- [Stated goal]: Find the lines holding the word "location" and collect them.
——
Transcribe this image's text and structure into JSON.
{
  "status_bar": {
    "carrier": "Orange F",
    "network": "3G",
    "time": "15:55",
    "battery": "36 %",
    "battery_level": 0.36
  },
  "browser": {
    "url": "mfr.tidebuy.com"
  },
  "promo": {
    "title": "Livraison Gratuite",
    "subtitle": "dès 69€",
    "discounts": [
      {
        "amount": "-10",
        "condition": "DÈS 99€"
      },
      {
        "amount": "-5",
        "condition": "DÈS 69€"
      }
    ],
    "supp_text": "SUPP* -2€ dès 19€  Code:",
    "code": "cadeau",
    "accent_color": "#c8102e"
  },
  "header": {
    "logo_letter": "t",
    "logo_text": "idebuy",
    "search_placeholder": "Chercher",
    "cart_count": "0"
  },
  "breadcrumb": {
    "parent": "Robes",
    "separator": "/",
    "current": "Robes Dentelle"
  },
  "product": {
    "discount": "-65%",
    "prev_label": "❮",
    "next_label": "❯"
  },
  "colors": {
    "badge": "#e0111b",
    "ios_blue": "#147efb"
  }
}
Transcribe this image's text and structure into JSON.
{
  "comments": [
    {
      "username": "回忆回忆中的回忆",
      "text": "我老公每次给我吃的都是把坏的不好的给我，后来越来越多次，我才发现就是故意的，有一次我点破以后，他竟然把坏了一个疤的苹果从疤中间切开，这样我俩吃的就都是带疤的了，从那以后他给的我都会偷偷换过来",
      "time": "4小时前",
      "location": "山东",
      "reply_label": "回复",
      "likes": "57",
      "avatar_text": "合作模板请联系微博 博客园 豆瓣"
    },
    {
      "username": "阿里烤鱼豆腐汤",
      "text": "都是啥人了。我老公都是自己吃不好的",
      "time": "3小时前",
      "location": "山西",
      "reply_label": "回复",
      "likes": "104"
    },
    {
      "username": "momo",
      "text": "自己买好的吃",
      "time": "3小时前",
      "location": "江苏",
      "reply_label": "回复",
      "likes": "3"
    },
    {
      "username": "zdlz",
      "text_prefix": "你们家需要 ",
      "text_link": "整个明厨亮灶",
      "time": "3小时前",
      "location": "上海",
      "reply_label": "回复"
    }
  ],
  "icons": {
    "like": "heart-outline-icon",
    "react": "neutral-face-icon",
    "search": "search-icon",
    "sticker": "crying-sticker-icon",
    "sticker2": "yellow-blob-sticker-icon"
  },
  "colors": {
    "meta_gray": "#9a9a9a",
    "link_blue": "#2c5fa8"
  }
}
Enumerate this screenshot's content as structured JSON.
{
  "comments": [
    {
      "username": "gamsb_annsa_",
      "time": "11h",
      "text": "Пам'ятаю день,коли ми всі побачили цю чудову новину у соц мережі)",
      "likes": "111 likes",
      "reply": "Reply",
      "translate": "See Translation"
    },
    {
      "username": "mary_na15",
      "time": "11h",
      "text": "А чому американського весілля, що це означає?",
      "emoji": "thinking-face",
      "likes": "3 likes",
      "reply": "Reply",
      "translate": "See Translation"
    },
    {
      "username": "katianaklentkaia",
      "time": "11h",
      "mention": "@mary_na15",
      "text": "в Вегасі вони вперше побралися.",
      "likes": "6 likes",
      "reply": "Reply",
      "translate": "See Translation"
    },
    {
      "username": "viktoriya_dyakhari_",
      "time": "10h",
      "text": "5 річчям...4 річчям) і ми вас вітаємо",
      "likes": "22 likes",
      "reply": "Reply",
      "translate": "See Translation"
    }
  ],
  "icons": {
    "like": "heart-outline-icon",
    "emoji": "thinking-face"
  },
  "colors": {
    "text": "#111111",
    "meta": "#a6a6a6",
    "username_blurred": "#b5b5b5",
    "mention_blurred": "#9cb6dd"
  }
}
——
- [Exercise result]:
      "location": "山东",
      "location": "山西",
      "location": "江苏",
      "location": "上海",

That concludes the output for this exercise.